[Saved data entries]
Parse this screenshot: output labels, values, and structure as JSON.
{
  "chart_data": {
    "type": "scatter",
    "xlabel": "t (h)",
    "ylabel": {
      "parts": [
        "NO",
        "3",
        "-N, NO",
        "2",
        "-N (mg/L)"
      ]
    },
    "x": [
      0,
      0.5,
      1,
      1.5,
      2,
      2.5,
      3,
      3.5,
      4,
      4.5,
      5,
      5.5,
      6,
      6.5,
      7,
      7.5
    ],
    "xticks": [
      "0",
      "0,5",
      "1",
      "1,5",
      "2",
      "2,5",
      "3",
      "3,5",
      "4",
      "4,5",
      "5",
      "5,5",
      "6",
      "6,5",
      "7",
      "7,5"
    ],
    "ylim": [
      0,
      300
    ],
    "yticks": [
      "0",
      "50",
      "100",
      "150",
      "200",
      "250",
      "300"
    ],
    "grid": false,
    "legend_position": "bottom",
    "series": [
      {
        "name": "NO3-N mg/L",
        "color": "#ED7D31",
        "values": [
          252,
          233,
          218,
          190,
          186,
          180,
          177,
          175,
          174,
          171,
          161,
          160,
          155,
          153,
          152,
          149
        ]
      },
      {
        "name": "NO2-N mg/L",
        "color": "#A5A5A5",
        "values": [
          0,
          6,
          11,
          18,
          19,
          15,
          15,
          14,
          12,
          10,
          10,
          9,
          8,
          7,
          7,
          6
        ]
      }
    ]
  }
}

» **To do**
Quote the listing in full, please, keeping every line exact.

» **Exercise output**
Parse this screenshot: output labels, values, and structure as JSON.
{
  "chart_data": {
    "type": "scatter",
    "xlabel": "t (h)",
    "ylabel": {
      "parts": [
        "NO",
        "3",
        "-N, NO",
        "2",
        "-N (mg/L)"
      ]
    },
    "x": [
      0,
      0.5,
      1,
      1.5,
      2,
      2.5,
      3,
      3.5,
      4,
      4.5,
      5,
      5.5,
      6,
      6.5,
      7,
      7.5
    ],
    "xticks": [
      "0",
      "0,5",
      "1",
      "1,5",
      "2",
      "2,5",
      "3",
      "3,5",
      "4",
      "4,5",
      "5",
      "5,5",
      "6",
      "6,5",
      "7",
      "7,5"
    ],
    "ylim": [
      0,
      300
    ],
    "yticks": [
      "0",
      "50",
      "100",
      "150",
      "200",
      "250",
      "300"
    ],
    "grid": false,
    "legend_position": "bottom",
    "series": [
      {
        "name": "NO3-N mg/L",
        "color": "#ED7D31",
        "values": [
          252,
          233,
          218,
          190,
          186,
          180,
          177,
          175,
          174,
          171,
          161,
          160,
          155,
          153,
          152,
          149
        ]
      },
      {
        "name": "NO2-N mg/L",
        "color": "#A5A5A5",
        "values": [
          0,
          6,
          11,
          18,
          19,
          15,
          15,
          14,
          12,
          10,
          10,
          9,
          8,
          7,
          7,
          6
        ]
      }
    ]
  }
}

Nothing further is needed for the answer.